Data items
★ ★ ★ ★ ★
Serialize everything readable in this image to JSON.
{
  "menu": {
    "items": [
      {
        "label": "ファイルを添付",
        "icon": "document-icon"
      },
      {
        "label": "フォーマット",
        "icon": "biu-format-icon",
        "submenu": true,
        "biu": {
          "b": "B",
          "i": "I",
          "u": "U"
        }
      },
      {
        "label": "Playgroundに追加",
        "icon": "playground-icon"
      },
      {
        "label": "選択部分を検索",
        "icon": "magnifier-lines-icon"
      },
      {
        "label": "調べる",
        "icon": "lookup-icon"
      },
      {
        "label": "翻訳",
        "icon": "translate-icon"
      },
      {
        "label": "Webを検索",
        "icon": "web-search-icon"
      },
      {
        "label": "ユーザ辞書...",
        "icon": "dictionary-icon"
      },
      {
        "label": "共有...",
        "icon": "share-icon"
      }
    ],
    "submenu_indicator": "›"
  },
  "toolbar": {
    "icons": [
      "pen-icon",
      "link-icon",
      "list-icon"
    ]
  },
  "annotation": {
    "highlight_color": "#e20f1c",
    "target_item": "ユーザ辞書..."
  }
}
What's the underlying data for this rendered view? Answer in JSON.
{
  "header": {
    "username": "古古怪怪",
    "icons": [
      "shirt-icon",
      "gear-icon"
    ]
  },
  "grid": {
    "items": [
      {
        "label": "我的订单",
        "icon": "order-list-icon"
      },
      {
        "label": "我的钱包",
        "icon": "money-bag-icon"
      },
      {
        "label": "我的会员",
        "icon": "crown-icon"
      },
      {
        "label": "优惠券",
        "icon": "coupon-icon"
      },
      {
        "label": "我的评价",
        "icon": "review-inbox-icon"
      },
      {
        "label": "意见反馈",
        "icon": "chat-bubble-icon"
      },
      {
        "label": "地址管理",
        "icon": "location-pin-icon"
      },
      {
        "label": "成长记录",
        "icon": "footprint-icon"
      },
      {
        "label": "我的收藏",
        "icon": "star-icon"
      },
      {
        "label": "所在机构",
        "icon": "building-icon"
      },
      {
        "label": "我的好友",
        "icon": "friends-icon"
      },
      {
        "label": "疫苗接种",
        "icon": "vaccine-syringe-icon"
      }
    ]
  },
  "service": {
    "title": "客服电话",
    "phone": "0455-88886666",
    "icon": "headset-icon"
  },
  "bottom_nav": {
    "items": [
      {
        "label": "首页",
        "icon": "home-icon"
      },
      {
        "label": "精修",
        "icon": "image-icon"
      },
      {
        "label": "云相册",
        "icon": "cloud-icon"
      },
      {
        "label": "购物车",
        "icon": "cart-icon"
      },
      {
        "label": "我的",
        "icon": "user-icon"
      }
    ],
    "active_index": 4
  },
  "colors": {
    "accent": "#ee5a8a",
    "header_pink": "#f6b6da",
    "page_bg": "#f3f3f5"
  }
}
★ ★ ★ ★ ★
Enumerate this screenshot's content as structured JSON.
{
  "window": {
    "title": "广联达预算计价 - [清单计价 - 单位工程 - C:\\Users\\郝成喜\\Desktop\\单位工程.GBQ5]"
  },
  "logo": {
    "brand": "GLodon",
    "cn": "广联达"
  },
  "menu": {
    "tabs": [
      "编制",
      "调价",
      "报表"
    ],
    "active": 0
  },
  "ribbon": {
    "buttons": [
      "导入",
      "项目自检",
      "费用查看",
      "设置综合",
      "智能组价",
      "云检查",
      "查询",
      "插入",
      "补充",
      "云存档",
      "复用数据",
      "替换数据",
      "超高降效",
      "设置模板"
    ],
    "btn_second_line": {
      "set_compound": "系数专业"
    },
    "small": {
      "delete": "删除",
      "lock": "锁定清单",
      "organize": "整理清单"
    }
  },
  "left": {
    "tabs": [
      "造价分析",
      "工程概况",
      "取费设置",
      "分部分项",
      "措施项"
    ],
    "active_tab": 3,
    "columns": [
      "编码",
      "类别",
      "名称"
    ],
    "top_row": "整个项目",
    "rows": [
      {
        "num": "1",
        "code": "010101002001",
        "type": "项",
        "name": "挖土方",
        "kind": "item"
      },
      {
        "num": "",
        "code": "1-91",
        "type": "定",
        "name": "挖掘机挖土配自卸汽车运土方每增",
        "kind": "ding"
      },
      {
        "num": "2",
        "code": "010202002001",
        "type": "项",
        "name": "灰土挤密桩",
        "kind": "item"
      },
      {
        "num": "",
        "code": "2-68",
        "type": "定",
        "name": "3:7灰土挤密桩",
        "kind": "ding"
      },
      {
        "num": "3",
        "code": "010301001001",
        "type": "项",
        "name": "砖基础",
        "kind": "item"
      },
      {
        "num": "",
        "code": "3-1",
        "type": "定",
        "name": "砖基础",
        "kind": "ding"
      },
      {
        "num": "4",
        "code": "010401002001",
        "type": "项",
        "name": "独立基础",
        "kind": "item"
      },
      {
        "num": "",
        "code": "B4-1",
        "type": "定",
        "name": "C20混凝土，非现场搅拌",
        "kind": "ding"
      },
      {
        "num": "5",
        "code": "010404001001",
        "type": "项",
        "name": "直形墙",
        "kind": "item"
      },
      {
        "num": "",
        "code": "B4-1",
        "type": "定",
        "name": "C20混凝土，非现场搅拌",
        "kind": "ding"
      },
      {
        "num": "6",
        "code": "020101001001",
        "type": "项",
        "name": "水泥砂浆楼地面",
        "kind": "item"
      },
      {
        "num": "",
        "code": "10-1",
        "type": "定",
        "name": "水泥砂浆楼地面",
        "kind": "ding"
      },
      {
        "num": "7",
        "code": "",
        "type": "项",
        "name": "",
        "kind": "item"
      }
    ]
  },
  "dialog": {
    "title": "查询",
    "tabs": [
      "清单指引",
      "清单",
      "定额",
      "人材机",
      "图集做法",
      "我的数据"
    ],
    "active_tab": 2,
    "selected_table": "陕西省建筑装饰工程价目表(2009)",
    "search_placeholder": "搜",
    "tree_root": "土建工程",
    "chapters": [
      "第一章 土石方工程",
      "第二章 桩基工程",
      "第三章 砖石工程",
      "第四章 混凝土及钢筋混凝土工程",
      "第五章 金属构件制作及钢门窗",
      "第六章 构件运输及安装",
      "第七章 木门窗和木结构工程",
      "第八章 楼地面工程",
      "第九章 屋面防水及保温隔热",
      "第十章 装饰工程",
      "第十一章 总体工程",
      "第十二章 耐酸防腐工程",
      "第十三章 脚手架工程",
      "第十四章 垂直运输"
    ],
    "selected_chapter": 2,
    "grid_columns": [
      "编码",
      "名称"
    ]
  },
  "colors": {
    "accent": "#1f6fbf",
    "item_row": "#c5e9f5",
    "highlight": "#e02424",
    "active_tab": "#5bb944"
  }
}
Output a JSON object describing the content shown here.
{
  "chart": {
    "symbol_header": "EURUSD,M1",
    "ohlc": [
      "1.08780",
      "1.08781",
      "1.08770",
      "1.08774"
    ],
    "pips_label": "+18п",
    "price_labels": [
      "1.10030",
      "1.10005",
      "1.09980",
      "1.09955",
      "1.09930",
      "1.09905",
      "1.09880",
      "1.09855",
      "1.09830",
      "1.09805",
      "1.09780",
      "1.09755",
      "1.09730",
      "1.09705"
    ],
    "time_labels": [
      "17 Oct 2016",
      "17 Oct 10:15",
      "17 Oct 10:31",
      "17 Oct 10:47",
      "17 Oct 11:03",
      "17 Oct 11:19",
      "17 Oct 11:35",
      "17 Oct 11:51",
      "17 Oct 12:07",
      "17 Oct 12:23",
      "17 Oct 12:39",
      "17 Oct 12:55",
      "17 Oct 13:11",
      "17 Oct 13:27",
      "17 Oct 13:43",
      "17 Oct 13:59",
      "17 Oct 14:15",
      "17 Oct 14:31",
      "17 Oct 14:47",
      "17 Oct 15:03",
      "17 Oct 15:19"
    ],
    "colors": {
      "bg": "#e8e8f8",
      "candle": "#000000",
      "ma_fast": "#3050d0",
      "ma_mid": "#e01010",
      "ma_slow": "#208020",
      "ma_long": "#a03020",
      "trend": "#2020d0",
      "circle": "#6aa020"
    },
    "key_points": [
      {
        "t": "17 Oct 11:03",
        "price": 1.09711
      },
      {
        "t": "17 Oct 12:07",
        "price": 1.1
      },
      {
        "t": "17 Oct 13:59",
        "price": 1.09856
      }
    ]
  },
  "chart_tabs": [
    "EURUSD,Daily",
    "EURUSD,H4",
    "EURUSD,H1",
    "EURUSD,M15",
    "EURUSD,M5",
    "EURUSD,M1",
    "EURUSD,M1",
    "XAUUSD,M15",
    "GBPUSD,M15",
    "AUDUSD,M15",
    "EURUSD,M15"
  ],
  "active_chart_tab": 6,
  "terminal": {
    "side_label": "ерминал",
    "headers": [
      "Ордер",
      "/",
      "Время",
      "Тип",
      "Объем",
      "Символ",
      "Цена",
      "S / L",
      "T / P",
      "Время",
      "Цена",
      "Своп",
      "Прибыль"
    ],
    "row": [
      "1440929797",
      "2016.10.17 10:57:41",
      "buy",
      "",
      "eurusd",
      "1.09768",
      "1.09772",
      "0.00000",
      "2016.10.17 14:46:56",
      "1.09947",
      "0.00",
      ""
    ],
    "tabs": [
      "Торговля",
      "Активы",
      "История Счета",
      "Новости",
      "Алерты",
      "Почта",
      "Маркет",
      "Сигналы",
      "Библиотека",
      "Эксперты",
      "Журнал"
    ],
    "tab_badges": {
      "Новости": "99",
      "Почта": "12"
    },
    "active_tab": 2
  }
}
★ ★ ★ ★ ★
* [WRITTEN TASK] Find every line with "content" in the listing and state how many there are, nothing else.

* [COMPLETE RESPONSE] 2